===== The data

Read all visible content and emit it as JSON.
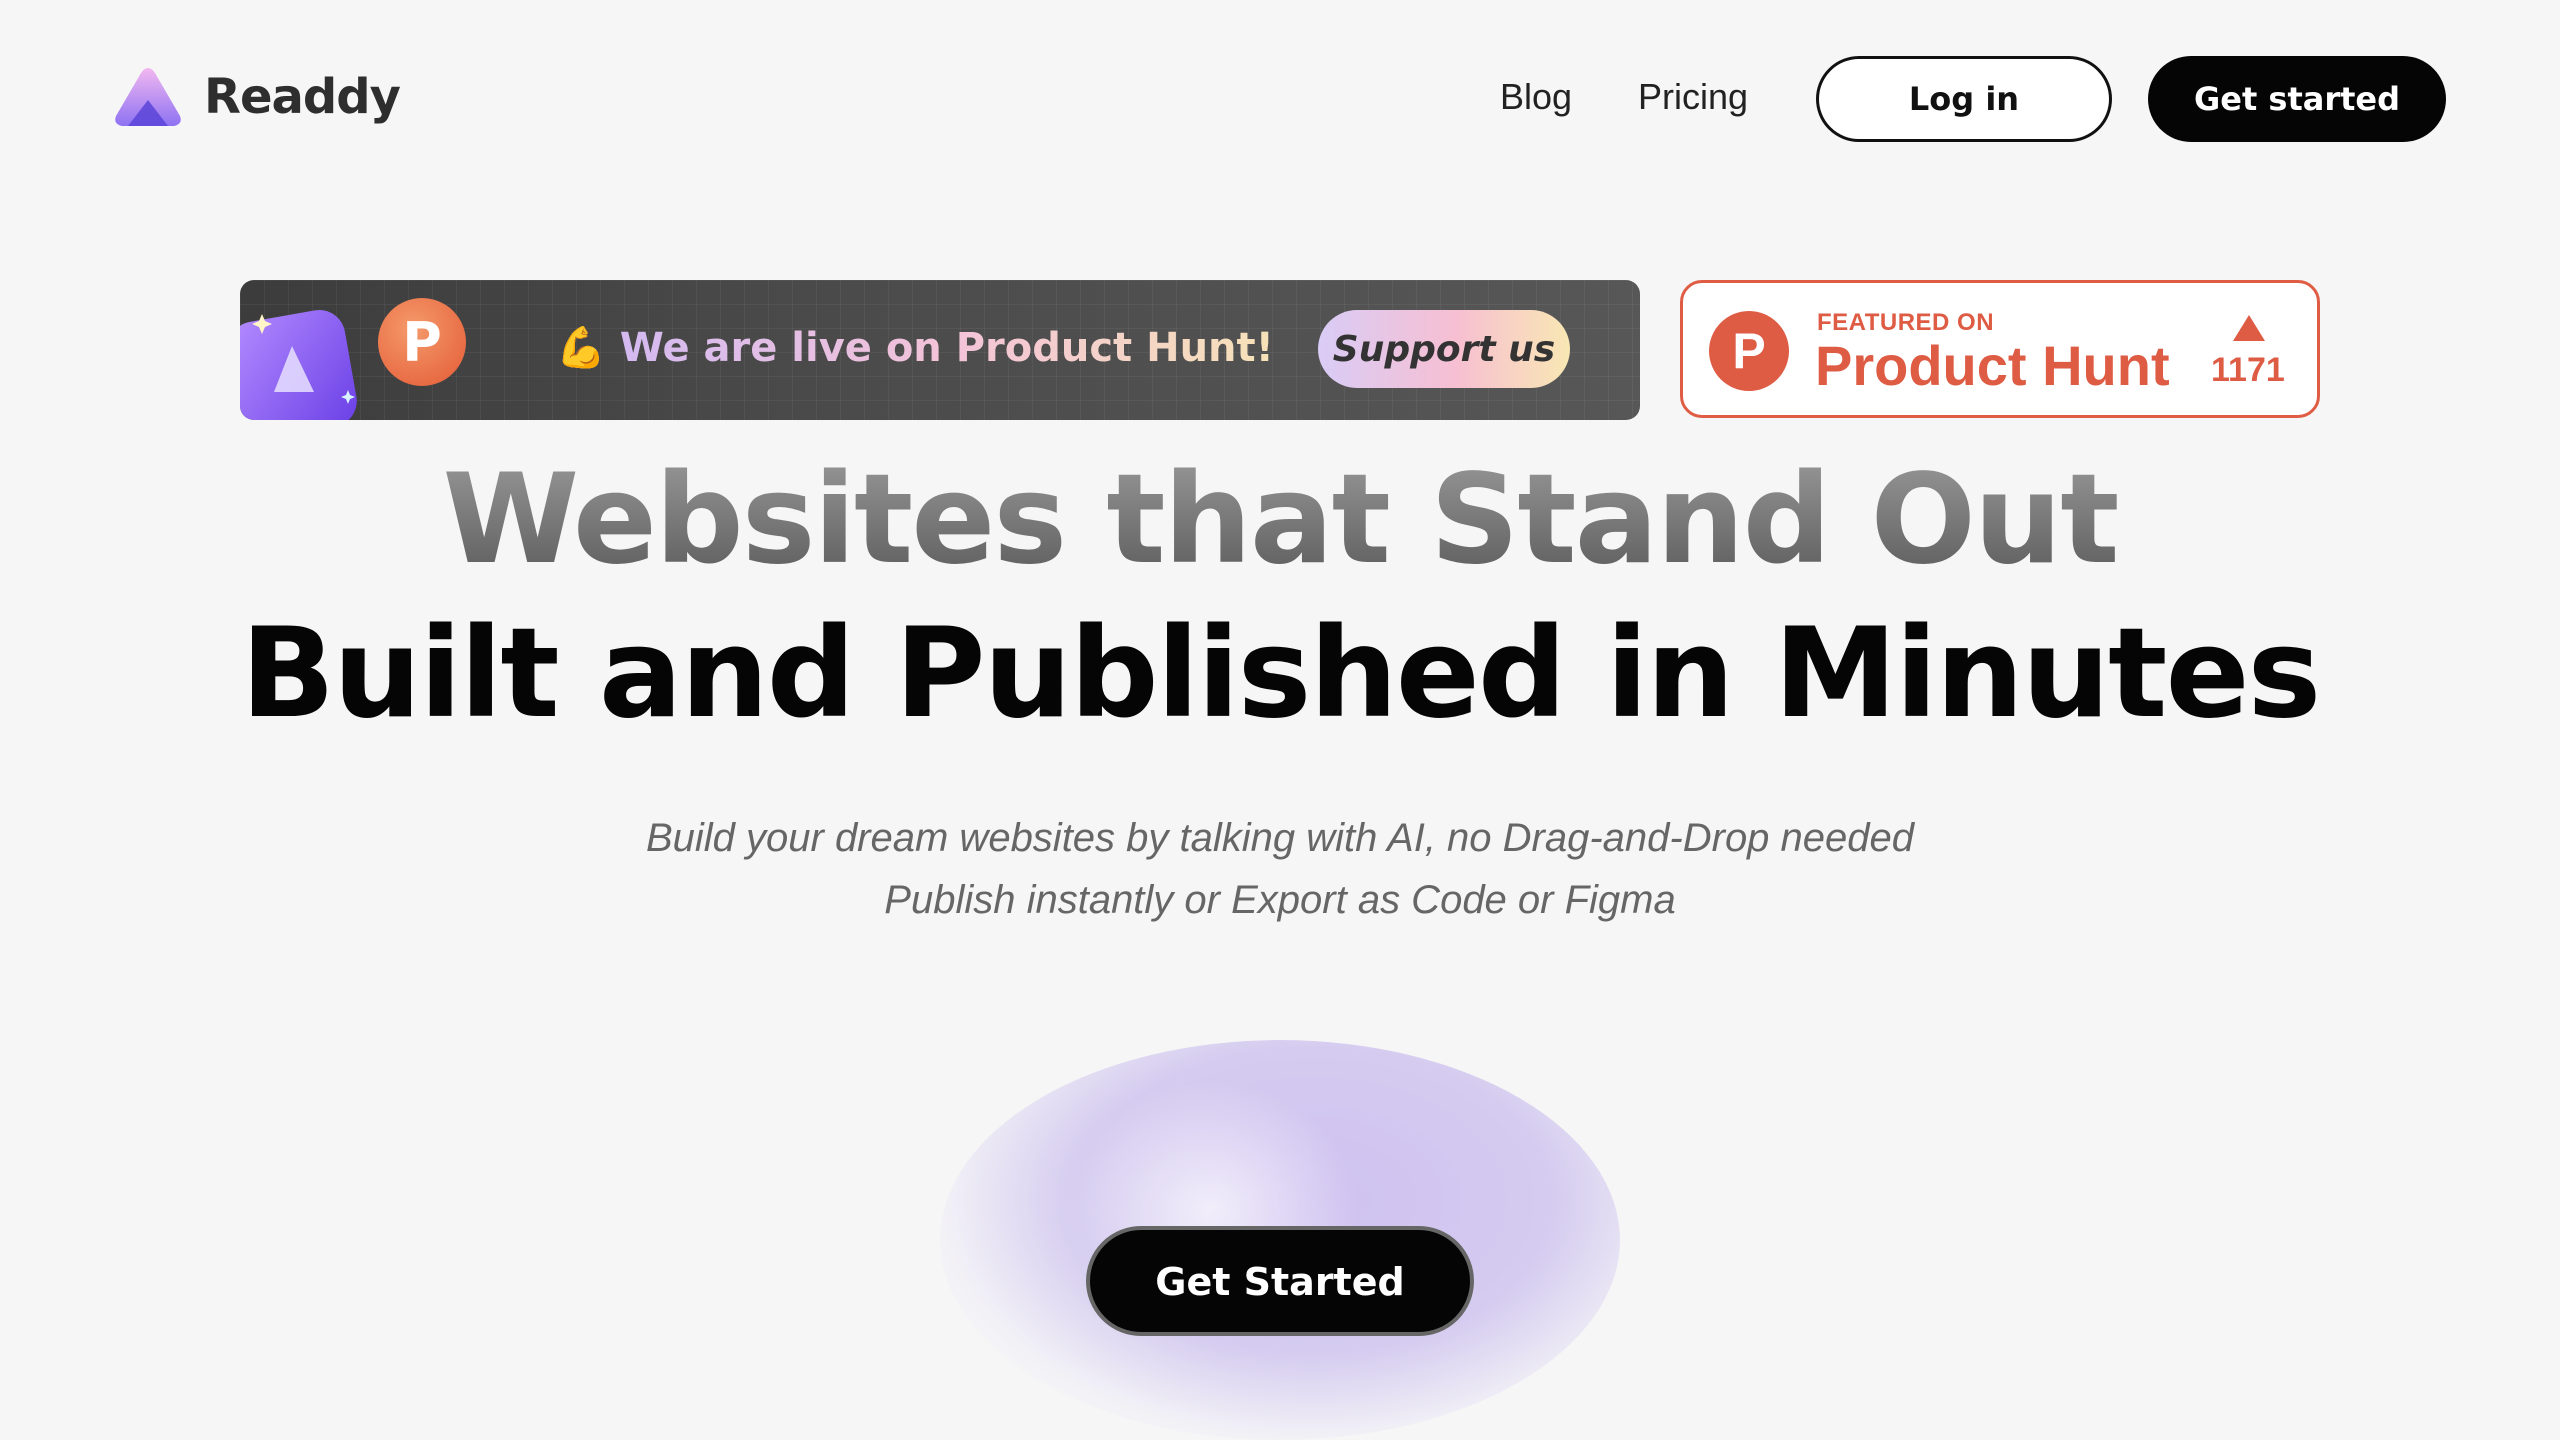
{
  "nav": {
    "brand": "Readdy",
    "links": [
      "Blog",
      "Pricing"
    ],
    "login_label": "Log in",
    "get_started_label": "Get started"
  },
  "live_banner": {
    "emoji": "💪",
    "text": "We are live on Product Hunt!",
    "ph_letter": "P",
    "support_label": "Support us"
  },
  "ph_badge": {
    "featured_label": "FEATURED ON",
    "name": "Product Hunt",
    "letter": "P",
    "upvotes": "1171",
    "color": "#de5b44"
  },
  "hero": {
    "line1": "Websites that Stand Out",
    "line2": "Built and Published in Minutes",
    "sub1": "Build your dream websites by talking with AI, no Drag-and-Drop needed",
    "sub2": "Publish instantly or Export as Code or Figma",
    "cta_label": "Get Started"
  },
  "colors": {
    "background": "#f6f6f6",
    "brand_purple": "#8b6cf0",
    "ph_orange": "#de5b44"
  }
}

==========

Requirement:
Extract all the data above exactly, excluding every picture.

The completed task:
Read all visible content and emit it as JSON.
{
  "nav": {
    "brand": "Readdy",
    "links": [
      "Blog",
      "Pricing"
    ],
    "login_label": "Log in",
    "get_started_label": "Get started"
  },
  "live_banner": {
    "emoji": "💪",
    "text": "We are live on Product Hunt!",
    "ph_letter": "P",
    "support_label": "Support us"
  },
  "ph_badge": {
    "featured_label": "FEATURED ON",
    "name": "Product Hunt",
    "letter": "P",
    "upvotes": "1171",
    "color": "#de5b44"
  },
  "hero": {
    "line1": "Websites that Stand Out",
    "line2": "Built and Published in Minutes",
    "sub1": "Build your dream websites by talking with AI, no Drag-and-Drop needed",
    "sub2": "Publish instantly or Export as Code or Figma",
    "cta_label": "Get Started"
  },
  "colors": {
    "background": "#f6f6f6",
    "brand_purple": "#8b6cf0",
    "ph_orange": "#de5b44"
  }
}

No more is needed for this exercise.